*** Opening Passage for review ***
As far as being ‘bored of rock’, that was something that had happened to me way before I met Brian, back when I was around 11 years old. I think that at the time of making Spiderland I probably had some disinclination towards guitar solos, but by the same measure I was also into a lot of music that did have guitar solos. So, who who knows? One thing that seems like a big influence on Spiderland was AC/DC: Brian and I were listening to Back In Black the whole time during making Spiderland. It was classic rock, but it was also economic, lean. I think Back In Black is for me the best-sounding record ever.

Why do you think repetition became such a big feature of your sound?

Well I suppose it was because I was really into Philip Glass back then. I suppose Big Black had repetition too.

Your Mum and Dad are interviewed throughout ‘Breadcrumb Trail’. What do they think about Spiderland‘s status as a classic? 

I don’t really know, actually. I’ve never really spoken to them about it.

Why did you call the album Spiderland?

It was because, where we took the album’s cover photo, in the abandoned quarry we used to go to a lot, there were these spiders everywhere. This same species of spider. But for Brian, who came up with the title, I think it had more symbolic meaning. For Brian,’Spiderland’ symbolised the dark forces in the world, and evoked the idea of ‘feeding on things”.

And that mysterious first line of ‘Don, Aman’…“Don stepped outside”?

Actually, I wrote that song. It’s kind of about a guy at a party, and he goes outside to kind of…get back in touch with himself, ’cause he feels uncomfortable at the party.


Maybe we were just more serious than the average 20-year olds”


Would you say that you guys are all quite introverted people?

I mean, I think i’m pretty much both, actually…both introverted and extroverted. And I think Brian and Todd are similar to me in that respect. Dave seems pretty introverted, though.

You say you had a happy upbringing. How then do you account for the reason why Spiderland ended up sounding so desolate, and tense, and well…sad?
*** Closing Passage for review ***
*** Opening Provided data ***
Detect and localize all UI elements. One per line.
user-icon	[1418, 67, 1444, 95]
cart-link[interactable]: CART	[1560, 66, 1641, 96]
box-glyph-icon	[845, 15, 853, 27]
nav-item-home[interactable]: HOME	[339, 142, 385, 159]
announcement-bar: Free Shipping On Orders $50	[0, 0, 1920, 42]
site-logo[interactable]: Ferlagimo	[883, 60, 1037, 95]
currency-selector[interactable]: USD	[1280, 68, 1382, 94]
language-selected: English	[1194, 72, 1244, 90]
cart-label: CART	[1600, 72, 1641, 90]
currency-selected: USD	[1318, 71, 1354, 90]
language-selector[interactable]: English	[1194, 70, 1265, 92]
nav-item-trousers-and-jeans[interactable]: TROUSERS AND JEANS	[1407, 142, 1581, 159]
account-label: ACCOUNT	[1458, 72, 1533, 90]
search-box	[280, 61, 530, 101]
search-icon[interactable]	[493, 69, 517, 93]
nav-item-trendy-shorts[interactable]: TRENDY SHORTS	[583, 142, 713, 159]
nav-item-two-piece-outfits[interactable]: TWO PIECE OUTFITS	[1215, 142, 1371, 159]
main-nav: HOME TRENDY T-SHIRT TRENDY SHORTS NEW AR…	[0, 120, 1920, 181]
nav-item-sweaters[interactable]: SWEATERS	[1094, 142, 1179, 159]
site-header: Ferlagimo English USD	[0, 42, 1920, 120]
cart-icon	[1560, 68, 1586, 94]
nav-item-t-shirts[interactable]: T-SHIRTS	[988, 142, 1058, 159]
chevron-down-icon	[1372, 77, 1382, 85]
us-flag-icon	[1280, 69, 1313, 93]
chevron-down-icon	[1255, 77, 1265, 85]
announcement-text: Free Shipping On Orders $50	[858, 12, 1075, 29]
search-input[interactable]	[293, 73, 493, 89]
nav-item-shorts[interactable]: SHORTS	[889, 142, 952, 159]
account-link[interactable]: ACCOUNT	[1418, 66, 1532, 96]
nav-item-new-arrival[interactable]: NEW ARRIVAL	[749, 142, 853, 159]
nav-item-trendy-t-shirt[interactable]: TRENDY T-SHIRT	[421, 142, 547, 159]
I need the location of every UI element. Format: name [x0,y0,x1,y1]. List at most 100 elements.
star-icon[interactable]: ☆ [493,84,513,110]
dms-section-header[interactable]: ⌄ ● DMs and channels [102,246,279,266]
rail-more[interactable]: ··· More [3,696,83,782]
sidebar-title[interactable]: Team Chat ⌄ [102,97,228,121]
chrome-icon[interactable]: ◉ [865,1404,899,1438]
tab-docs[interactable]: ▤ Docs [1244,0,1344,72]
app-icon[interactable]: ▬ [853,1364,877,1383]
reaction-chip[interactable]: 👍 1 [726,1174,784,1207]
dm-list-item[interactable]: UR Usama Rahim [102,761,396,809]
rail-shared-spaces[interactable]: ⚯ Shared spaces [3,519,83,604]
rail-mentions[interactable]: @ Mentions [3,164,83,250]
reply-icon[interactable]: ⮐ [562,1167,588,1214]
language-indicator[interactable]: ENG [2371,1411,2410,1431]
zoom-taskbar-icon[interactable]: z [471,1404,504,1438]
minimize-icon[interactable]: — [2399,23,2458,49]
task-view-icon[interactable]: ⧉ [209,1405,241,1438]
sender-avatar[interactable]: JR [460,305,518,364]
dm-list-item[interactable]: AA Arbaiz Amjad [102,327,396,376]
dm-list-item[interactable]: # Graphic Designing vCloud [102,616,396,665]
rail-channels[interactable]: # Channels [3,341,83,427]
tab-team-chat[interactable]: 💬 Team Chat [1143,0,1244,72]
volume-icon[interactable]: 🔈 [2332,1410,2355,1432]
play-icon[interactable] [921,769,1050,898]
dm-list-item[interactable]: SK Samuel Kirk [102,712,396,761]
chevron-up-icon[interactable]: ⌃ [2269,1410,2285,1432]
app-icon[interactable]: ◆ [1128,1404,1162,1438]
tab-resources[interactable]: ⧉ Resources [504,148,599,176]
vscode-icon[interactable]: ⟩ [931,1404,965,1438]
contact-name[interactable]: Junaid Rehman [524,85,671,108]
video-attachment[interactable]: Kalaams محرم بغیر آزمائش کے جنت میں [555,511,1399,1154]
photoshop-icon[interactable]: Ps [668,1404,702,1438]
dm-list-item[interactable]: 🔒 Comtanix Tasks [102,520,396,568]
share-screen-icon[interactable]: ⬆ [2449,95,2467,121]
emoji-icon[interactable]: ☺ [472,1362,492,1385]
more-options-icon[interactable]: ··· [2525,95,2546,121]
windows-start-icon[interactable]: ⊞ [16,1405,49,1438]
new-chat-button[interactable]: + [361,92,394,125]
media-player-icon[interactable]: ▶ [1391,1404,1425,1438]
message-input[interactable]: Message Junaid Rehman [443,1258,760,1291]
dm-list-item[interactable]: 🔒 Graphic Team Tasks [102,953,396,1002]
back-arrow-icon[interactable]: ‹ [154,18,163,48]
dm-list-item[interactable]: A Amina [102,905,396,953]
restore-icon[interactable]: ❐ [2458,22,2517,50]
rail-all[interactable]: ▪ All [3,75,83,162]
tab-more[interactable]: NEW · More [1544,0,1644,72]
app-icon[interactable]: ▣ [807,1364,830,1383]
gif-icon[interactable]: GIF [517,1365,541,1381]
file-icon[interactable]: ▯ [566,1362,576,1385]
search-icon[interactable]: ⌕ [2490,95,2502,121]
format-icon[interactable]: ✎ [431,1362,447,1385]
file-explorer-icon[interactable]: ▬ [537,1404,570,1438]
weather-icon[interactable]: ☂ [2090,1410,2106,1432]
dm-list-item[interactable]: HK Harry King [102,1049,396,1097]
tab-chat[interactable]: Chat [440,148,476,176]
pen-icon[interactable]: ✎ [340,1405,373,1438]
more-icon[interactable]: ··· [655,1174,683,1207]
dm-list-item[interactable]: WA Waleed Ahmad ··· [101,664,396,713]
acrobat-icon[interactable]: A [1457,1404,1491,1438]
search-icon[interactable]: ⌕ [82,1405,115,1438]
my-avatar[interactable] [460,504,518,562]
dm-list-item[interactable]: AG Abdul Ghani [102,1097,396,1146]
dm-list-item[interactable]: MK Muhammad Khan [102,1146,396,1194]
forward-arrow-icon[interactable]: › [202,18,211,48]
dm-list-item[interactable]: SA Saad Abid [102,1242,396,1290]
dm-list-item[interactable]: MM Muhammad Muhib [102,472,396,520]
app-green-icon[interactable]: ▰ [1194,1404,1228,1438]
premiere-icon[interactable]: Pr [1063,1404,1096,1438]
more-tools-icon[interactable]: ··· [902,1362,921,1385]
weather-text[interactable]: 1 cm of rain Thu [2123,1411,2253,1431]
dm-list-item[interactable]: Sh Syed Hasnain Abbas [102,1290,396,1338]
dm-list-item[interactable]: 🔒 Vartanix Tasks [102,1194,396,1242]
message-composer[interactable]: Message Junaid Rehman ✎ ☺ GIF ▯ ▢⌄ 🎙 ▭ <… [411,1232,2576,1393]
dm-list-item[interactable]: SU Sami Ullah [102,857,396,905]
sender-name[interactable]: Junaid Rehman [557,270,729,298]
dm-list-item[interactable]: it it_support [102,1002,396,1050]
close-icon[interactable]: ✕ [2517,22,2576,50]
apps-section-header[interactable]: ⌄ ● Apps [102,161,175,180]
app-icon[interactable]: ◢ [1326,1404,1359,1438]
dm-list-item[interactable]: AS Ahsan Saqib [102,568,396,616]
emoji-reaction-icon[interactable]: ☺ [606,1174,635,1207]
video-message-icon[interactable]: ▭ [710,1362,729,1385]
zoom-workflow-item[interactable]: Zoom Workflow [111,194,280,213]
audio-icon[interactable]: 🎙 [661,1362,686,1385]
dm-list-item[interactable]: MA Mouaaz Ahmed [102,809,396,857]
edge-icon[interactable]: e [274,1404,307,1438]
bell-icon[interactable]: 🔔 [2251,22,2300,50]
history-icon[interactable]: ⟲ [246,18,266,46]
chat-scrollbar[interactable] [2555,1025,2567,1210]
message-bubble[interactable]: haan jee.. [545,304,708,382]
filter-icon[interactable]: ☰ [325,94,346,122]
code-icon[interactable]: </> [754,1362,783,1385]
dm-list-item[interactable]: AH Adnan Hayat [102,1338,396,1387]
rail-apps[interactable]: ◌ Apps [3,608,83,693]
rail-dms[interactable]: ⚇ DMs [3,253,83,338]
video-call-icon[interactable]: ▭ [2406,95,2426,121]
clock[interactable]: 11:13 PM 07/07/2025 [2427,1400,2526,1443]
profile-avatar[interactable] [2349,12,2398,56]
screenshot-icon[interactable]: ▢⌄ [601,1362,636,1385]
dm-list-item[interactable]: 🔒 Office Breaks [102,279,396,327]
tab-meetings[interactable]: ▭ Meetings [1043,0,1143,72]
*** Closing Provided data ***
▸ **Actions to take**:
- 1) Answer these questions from the Spiderland interview:
(a) Which record were Brian and the speaker listening to the whole time they were making Spiderland?
(b) Whose music does the speaker say they were really into back then, as a reason for the repetition in their sound?
(c) Where was the album's cover photo taken?
- 2) Please write a continuation of the Spiderland interview, picking up right after its final question.
The records have no connection to the Spiderland interview.

▸ **Results for the exercise**:
- 1)
(a) Back In Black.
(b) Philip Glass's.
(c) In the abandoned quarry they used to go to a lot.

- 2)
I dunno, man. Maybe we were just more serious than the average 20-year olds, and looked more deeply into the things that most people see as common place.

Spiderland, released the same year as Nirvana’s Nevermind, seemed in synch with the national zeitgeist of that time, with the album running parallel with grunge, Generation X’s kind of ‘great cry of despair’. How do you see it?

Well I wasn’t aware of grunge at the time, so I dunno. Even though Spiderland was recorded in 1990, to me it’s a pre-’90s album. I suppose Spiderland was talking about some things that would come to fruition in the ’90s, but when we recorded it the ’90s hadn’t really happened yet. I don’t associate Spiderland with the ’90s, more with the ’80s. I feel like the ’90s were a weird time, but when I think of the ’80s I think of happy-go-lucky times. It’s kind of like that ’30-year cycle’ thing: where the ’80s are carefree like the ’50s.

Will you be touring the reissue? 

Well we’re playing Primavera Sound festival. That’s all we have scheduled at the moment.

How has it been playing the record now after so many years?

It’s coming together more and more. Spiderland was pretty hard to go back to after years and years – this record that was really the only thing Slint ever did. But it was additionally challenging ’cause this is pretty complicated music.